◆ YOUR INSTRUCTIONS
Find each line that has the string "text" and give the total, with nothing else.
***
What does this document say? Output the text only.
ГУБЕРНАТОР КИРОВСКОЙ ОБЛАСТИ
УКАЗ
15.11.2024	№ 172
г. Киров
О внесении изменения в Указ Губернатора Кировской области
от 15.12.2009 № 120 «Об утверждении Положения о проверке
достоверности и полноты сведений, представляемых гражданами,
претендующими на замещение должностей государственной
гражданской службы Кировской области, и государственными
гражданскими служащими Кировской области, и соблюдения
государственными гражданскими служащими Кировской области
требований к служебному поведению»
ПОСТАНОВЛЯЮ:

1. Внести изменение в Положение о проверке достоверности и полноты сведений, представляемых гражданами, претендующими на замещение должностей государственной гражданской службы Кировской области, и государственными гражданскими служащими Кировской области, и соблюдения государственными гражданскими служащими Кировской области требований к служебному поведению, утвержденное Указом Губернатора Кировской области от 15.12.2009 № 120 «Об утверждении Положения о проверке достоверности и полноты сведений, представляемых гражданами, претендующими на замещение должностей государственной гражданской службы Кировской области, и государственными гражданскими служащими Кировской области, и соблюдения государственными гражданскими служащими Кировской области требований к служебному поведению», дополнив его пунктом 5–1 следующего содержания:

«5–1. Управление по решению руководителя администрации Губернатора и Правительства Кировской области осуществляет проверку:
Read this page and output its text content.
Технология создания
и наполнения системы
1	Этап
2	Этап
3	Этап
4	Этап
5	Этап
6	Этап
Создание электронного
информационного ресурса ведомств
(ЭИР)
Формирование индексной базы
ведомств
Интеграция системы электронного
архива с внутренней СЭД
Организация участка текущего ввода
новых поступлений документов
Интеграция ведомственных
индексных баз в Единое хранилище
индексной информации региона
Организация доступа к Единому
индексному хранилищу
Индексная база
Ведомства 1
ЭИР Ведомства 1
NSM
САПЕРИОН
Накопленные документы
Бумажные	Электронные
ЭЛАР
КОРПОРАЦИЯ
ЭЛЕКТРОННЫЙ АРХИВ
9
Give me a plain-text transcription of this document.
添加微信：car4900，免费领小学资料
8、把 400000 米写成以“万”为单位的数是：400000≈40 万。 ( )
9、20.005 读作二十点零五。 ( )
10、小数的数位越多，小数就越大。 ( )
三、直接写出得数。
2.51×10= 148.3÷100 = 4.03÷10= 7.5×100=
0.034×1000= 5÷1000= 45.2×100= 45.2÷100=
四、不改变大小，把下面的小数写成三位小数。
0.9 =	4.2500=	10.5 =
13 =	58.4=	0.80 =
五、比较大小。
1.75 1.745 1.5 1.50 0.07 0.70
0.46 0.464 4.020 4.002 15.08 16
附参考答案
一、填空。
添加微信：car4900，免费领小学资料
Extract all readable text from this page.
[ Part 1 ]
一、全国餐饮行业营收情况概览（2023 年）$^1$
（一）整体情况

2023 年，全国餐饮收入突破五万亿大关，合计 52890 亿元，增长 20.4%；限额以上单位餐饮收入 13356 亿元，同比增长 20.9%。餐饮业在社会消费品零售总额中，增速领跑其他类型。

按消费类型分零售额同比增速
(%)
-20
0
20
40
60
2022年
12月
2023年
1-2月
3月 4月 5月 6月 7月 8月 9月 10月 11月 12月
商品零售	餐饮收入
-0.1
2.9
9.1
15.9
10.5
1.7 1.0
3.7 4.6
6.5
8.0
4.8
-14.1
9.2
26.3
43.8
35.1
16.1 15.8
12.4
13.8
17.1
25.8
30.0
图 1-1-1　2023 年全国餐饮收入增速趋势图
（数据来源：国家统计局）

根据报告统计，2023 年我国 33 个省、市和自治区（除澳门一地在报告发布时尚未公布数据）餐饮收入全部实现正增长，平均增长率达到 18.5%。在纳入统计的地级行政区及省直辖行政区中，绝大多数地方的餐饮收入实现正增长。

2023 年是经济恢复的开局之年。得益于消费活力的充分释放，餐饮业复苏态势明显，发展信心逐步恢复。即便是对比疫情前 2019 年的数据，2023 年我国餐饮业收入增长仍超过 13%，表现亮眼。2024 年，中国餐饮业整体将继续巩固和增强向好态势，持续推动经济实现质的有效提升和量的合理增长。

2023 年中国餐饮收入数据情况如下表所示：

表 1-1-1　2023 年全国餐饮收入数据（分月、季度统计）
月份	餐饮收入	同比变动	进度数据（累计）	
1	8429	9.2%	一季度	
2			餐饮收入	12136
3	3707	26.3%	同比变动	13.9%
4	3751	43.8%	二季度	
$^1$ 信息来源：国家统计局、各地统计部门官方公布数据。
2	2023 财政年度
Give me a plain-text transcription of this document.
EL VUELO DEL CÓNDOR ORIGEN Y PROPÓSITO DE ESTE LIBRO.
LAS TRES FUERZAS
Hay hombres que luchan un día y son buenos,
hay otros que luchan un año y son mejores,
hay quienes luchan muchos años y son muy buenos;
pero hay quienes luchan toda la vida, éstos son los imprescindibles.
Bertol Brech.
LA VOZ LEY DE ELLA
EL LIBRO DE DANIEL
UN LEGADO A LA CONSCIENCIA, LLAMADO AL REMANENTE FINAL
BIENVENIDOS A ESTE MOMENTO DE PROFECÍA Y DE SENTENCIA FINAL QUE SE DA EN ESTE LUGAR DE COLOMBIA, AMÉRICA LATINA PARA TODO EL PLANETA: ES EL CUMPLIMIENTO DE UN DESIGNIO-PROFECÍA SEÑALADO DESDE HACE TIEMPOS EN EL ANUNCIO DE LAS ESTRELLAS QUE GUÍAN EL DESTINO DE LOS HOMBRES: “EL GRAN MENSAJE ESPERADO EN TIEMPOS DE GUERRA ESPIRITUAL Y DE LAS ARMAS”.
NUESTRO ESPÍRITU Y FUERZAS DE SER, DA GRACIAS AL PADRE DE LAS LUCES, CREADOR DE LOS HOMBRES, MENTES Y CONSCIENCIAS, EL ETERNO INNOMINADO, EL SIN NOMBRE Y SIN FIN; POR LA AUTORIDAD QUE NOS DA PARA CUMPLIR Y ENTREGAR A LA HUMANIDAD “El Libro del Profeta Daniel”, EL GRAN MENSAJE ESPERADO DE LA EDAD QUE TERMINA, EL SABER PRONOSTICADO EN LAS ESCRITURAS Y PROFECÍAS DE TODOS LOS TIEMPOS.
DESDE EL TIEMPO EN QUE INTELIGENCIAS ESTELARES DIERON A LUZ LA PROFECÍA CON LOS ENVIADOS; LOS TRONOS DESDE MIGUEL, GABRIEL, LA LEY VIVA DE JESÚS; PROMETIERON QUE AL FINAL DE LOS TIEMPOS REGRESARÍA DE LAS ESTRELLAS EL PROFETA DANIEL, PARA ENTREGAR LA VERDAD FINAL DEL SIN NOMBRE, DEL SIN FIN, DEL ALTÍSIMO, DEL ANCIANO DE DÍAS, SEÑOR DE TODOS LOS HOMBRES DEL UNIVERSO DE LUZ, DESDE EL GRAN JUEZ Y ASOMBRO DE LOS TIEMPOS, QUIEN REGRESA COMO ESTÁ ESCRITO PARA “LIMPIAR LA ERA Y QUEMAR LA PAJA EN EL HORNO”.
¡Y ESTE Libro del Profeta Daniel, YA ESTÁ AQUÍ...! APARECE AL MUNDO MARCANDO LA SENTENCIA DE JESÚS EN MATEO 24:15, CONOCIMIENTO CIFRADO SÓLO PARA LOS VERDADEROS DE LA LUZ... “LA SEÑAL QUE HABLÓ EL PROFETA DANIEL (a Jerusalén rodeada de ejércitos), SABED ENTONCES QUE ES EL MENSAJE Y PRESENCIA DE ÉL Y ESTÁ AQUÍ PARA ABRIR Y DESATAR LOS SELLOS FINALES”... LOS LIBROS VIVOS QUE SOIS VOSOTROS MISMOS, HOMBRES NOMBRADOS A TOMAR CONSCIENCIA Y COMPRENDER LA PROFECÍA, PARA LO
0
***
◆ EXERCISE RESULT
5